▶ _ЦИТИРУЕМЫЙ ТЕКСТ_
Сложнее с такими доходами, как «вира» и «продажа» — штрафы за убийство и оскорбление действием. Дедичи, мы видели, платили в Путтино «присно» 6 гривен с виры. Как ее можно было предугадать? Видимо, община иногда, отстаивая независимость от дани и не желая пускать княжеских даныциков, вирников и т. д., откупалась согласием платить виру постоянно. То же и относительно продаж — еще одного вида побора князя с населения.

Князь получал еще «общесмоленские доходы» — «корчмити», «торговое», мыто, гостиную дань, «перевоз», и, наконец, «суждале-залесскую дань» (о которой говорилось).

«Корчмити» — дань с корчем упомянута в Уставе 4 раза. Она взималась на восточных окраинах земли (Путтино), на западных (Копысь), на южных (Прупой) и северных (Лучин), т. е. во всех тех местах, где въезжали в страну со стороны, стояли корчмы с постоялыми дворами. Лишь в одном случае — в самой отдаленной части земли, на территории голядско-вятических земель, корчмари выплачивали точно установленную сумму — полпяты гривны (4,5 гривны, что было связано, видимо, с трудностями [110] контроля, и корчемная выручка была передана на откуп, в остальных — эти доходы зависели от доходов самих корчем).

▶ _ЗАПИСАННЫЕ СВЕДЕНИЯ_
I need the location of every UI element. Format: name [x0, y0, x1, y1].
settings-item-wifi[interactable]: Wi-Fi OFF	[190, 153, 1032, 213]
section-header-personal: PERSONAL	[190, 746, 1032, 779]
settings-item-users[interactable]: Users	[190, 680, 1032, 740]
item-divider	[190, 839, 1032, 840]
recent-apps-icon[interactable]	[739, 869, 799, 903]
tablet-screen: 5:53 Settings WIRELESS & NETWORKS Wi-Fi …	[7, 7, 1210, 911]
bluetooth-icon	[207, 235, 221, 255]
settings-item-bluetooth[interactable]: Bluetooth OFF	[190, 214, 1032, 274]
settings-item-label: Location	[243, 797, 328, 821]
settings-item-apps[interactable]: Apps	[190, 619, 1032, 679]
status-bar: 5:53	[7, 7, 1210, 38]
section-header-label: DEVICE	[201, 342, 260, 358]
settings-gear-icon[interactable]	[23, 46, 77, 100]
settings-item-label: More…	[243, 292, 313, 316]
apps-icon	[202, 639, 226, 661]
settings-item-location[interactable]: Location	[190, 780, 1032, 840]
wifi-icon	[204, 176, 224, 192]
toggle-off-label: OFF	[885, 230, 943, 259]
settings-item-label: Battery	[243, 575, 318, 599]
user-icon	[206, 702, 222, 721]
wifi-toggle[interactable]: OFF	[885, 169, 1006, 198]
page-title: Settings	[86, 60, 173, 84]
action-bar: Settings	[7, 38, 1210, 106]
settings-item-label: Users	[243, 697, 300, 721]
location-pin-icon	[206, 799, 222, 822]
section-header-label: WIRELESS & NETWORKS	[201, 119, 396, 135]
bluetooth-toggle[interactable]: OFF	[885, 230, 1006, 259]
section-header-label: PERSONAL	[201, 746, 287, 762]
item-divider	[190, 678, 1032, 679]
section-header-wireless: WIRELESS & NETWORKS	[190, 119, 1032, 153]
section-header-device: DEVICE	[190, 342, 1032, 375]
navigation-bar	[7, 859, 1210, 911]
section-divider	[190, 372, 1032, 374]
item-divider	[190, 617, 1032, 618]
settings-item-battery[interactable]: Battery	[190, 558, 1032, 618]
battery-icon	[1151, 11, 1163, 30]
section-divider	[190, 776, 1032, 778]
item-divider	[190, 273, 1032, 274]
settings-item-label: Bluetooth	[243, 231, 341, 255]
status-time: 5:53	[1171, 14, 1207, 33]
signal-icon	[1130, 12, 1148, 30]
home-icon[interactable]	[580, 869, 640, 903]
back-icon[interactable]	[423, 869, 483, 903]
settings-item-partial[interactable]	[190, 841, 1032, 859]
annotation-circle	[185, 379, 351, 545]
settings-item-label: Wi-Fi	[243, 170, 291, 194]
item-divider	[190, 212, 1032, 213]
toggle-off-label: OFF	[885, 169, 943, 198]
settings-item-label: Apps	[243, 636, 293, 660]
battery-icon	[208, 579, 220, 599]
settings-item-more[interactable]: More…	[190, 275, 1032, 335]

▶ _ЗАДАНИЯ_
a - Перепишите без изменений фрагмент текста о доходах смоленского князя, начиная с «Князь получал еще» и далее вплоть до «доходов самих корчем).».
b - Назовите все места, где, согласно тексту о доходах смоленского князя, взималась дань с корчем.
c - Допишите текст о доходах смоленского князя дальше, начав сразу после его последнего предложения.

▶ _ОТВЕТЫ_
a -
Князь получал еще «общесмоленские доходы» — «корчмити», «торговое», мыто, гостиную дань, «перевоз», и, наконец, «суждале-залесскую дань» (о которой говорилось).

«Корчмити» — дань с корчем упомянута в Уставе 4 раза. Она взималась на восточных окраинах земли (Путтино), на западных (Копысь), на южных (Прупой) и северных (Лучин), т. е. во всех тех местах, где въезжали в страну со стороны, стояли корчмы с постоялыми дворами. Лишь в одном случае — в самой отдаленной части земли, на территории голядско-вятических земель, корчмари выплачивали точно установленную сумму — полпяты гривны (4,5 гривны, что было связано, видимо, с трудностями [110] контроля, и корчемная выручка была передана на откуп, в остальных — эти доходы зависели от доходов самих корчем).

b - Путтино, Копысь, Прупой, Лучин.

c -
«Торговое», т. е. дань с торга, упоминается в Уставе всего один раз. Взималось оно в Копыси. Как видно на карте (рис. 6), по цепочке курганов правой стороны Днепра, город этот, расположенный на левом берегу, стоял против ответвления от Днепра 60-километровой сухопутной дороги на Друцк (и далее на Полоцк). Днепр здесь летом мелок, и конница свободно его переходила в XVII—XVIII вв.75), в осеннее и весеннее время, очевидно, существовал перевоз, дававший князю известный доход. Доход получался с существовавшего здесь оживленного торга и княжеской корчмы. На разнообразие торговых операций, возможно, указывает «громадный» клад арабских монет, найденный вблизи Копыси у д. Застенок в 1901 г.76)

К «торговому» близка «гостиная дань» — дань за провоз товаров, упоминаемая в Уставе дважды (ее брали в Пацыни на Десне и еще восточнее на р. Болви в Оболви). Вероятно, эта же дань обозначена в источнике сокращенно, как «гость» (получалась в Путтине), а также «мыто» — дань за провоз товаров (в Лучине). Кажется неслучайным, что все эти торговые пошлины взимались на окраинах Смоленской земли, при въезде в страну.

Таковы были доходы смоленских князей исходя из Устава Ростислава Смоленского 1136 г.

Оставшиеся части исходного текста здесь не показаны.